Requirement:
Filter the data below for the string "title" and copy each matching line.

** start of Extracted material **

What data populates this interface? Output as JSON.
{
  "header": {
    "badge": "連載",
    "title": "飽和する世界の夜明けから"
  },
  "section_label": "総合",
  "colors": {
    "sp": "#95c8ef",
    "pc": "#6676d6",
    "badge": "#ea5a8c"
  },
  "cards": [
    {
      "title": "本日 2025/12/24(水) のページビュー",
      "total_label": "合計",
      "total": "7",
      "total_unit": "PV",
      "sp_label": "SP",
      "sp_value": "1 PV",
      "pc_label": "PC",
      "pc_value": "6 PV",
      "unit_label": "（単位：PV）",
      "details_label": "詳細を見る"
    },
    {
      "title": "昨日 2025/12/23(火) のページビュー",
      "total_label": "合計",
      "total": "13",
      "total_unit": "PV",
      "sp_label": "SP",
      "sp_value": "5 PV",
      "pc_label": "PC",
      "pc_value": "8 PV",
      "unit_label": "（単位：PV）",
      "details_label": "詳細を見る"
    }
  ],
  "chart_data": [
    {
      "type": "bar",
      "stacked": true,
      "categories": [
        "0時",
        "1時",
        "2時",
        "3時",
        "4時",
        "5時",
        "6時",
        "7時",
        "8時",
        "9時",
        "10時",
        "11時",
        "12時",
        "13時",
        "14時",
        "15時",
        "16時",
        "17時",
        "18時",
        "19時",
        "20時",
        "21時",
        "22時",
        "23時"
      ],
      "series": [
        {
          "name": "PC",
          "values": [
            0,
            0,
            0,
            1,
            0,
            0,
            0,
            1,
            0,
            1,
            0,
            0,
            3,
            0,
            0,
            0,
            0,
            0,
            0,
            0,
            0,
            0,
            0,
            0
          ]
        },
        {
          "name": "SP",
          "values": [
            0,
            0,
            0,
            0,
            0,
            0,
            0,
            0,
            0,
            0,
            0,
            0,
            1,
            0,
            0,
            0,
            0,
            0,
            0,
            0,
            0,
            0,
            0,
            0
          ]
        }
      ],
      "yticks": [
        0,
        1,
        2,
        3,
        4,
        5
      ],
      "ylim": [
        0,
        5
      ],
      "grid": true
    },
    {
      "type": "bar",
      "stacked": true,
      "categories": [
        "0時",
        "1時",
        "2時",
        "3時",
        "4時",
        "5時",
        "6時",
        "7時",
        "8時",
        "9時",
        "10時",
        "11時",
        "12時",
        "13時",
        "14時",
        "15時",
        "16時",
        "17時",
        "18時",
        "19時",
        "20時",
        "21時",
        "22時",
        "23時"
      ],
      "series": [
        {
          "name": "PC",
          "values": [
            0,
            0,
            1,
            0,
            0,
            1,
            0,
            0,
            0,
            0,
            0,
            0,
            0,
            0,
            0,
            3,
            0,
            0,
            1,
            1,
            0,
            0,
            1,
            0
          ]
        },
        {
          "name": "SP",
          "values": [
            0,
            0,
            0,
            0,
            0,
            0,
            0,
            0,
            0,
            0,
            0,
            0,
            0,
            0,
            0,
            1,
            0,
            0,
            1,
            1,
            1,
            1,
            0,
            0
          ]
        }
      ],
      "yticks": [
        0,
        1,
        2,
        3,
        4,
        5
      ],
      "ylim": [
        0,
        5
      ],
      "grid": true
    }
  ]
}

** end of Extracted material **

Written solution:
    "title": "飽和する世界の夜明けから"
      "title": "本日 2025/12/24(水) のページビュー",
      "title": "昨日 2025/12/23(火) のページビュー",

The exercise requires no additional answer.